» Task statement: Drop every picture, then transcribe the remaining data exactly.

» Chart and figure data:

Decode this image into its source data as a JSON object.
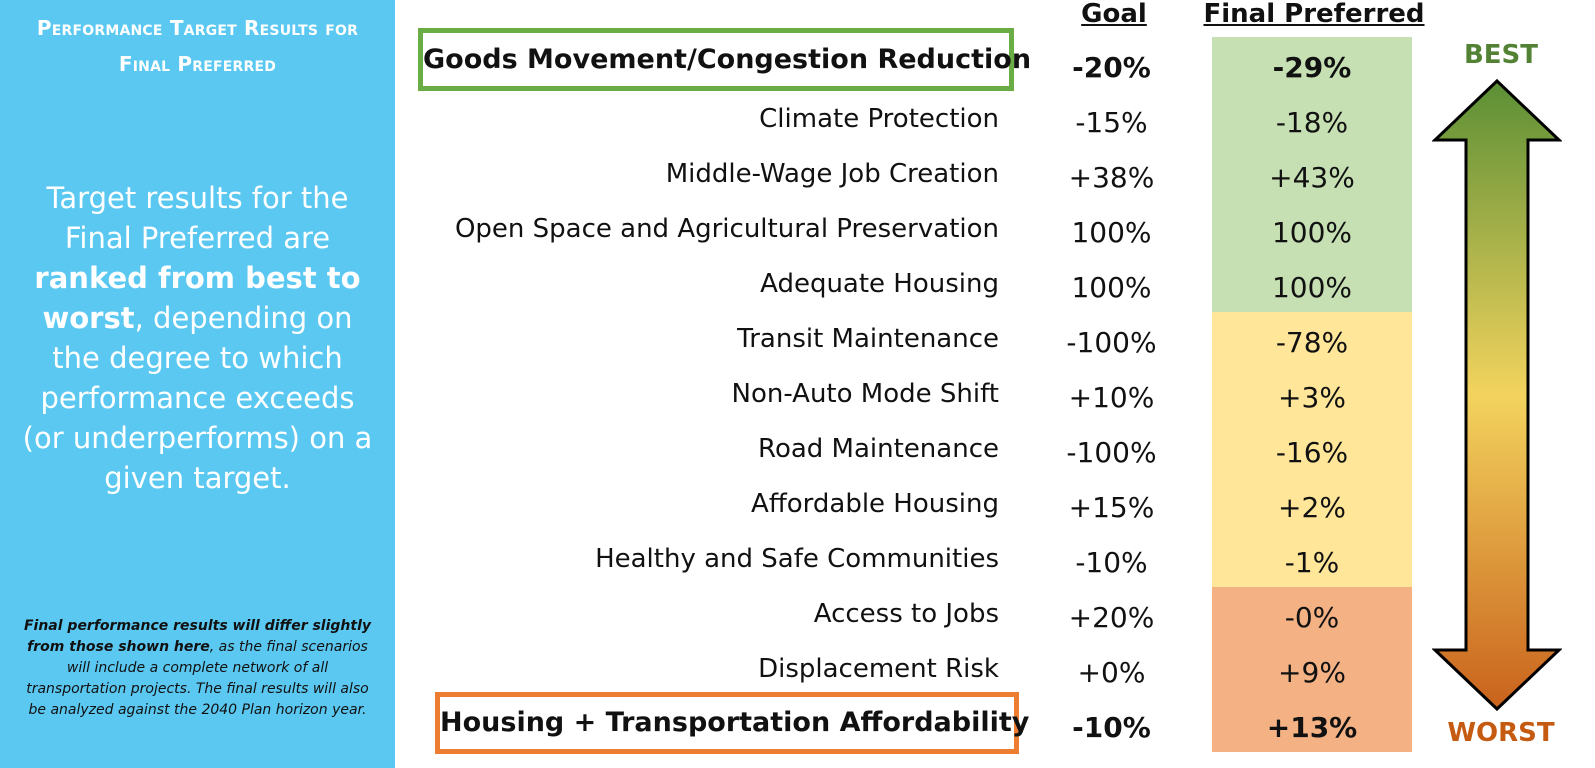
{
  "sidebar": {
    "title": "Performance Target Results for Final Preferred",
    "body_pre": "Target results for the Final Preferred are ",
    "body_bold": "ranked from best to worst",
    "body_post": ", depending on the degree to which performance exceeds (or underperforms) on a given target.",
    "note_bold": "Final performance results will differ slightly from those shown here",
    "note_rest": ", as the final scenarios will include a complete network of all transportation projects. The final results will also be analyzed against the 2040 Plan horizon year."
  },
  "headers": {
    "goal": "Goal",
    "final": "Final Preferred"
  },
  "rows": [
    {
      "label": "Goods Movement/Congestion Reduction",
      "goal": "-20%",
      "final": "-29%",
      "band": "green"
    },
    {
      "label": "Climate Protection",
      "goal": "-15%",
      "final": "-18%",
      "band": "green"
    },
    {
      "label": "Middle-Wage Job Creation",
      "goal": "+38%",
      "final": "+43%",
      "band": "green"
    },
    {
      "label": "Open Space and Agricultural Preservation",
      "goal": "100%",
      "final": "100%",
      "band": "green"
    },
    {
      "label": "Adequate Housing",
      "goal": "100%",
      "final": "100%",
      "band": "green"
    },
    {
      "label": "Transit Maintenance",
      "goal": "-100%",
      "final": "-78%",
      "band": "yellow"
    },
    {
      "label": "Non-Auto Mode Shift",
      "goal": "+10%",
      "final": "+3%",
      "band": "yellow"
    },
    {
      "label": "Road Maintenance",
      "goal": "-100%",
      "final": "-16%",
      "band": "yellow"
    },
    {
      "label": "Affordable Housing",
      "goal": "+15%",
      "final": "+2%",
      "band": "yellow"
    },
    {
      "label": "Healthy and Safe Communities",
      "goal": "-10%",
      "final": "-1%",
      "band": "yellow"
    },
    {
      "label": "Access to Jobs",
      "goal": "+20%",
      "final": "-0%",
      "band": "orange"
    },
    {
      "label": "Displacement Risk",
      "goal": "+0%",
      "final": "+9%",
      "band": "orange"
    },
    {
      "label": "Housing + Transportation Affordability",
      "goal": "-10%",
      "final": "+13%",
      "band": "orange"
    }
  ],
  "scale": {
    "best": "BEST",
    "worst": "WORST"
  },
  "colors": {
    "sidebar": "#5bc8f2",
    "green": "#c6e0b4",
    "yellow": "#ffe699",
    "orange": "#f4b183",
    "highlight_top": "#6bad45",
    "highlight_bottom": "#ed7d31"
  }
}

» Complete answer:
Decode this image into its source data as a JSON object.
{
  "sidebar": {
    "title": "Performance Target Results for Final Preferred",
    "body_pre": "Target results for the Final Preferred are ",
    "body_bold": "ranked from best to worst",
    "body_post": ", depending on the degree to which performance exceeds (or underperforms) on a given target.",
    "note_bold": "Final performance results will differ slightly from those shown here",
    "note_rest": ", as the final scenarios will include a complete network of all transportation projects. The final results will also be analyzed against the 2040 Plan horizon year."
  },
  "headers": {
    "goal": "Goal",
    "final": "Final Preferred"
  },
  "rows": [
    {
      "label": "Goods Movement/Congestion Reduction",
      "goal": "-20%",
      "final": "-29%",
      "band": "green"
    },
    {
      "label": "Climate Protection",
      "goal": "-15%",
      "final": "-18%",
      "band": "green"
    },
    {
      "label": "Middle-Wage Job Creation",
      "goal": "+38%",
      "final": "+43%",
      "band": "green"
    },
    {
      "label": "Open Space and Agricultural Preservation",
      "goal": "100%",
      "final": "100%",
      "band": "green"
    },
    {
      "label": "Adequate Housing",
      "goal": "100%",
      "final": "100%",
      "band": "green"
    },
    {
      "label": "Transit Maintenance",
      "goal": "-100%",
      "final": "-78%",
      "band": "yellow"
    },
    {
      "label": "Non-Auto Mode Shift",
      "goal": "+10%",
      "final": "+3%",
      "band": "yellow"
    },
    {
      "label": "Road Maintenance",
      "goal": "-100%",
      "final": "-16%",
      "band": "yellow"
    },
    {
      "label": "Affordable Housing",
      "goal": "+15%",
      "final": "+2%",
      "band": "yellow"
    },
    {
      "label": "Healthy and Safe Communities",
      "goal": "-10%",
      "final": "-1%",
      "band": "yellow"
    },
    {
      "label": "Access to Jobs",
      "goal": "+20%",
      "final": "-0%",
      "band": "orange"
    },
    {
      "label": "Displacement Risk",
      "goal": "+0%",
      "final": "+9%",
      "band": "orange"
    },
    {
      "label": "Housing + Transportation Affordability",
      "goal": "-10%",
      "final": "+13%",
      "band": "orange"
    }
  ],
  "scale": {
    "best": "BEST",
    "worst": "WORST"
  },
  "colors": {
    "sidebar": "#5bc8f2",
    "green": "#c6e0b4",
    "yellow": "#ffe699",
    "orange": "#f4b183",
    "highlight_top": "#6bad45",
    "highlight_bottom": "#ed7d31"
  }
}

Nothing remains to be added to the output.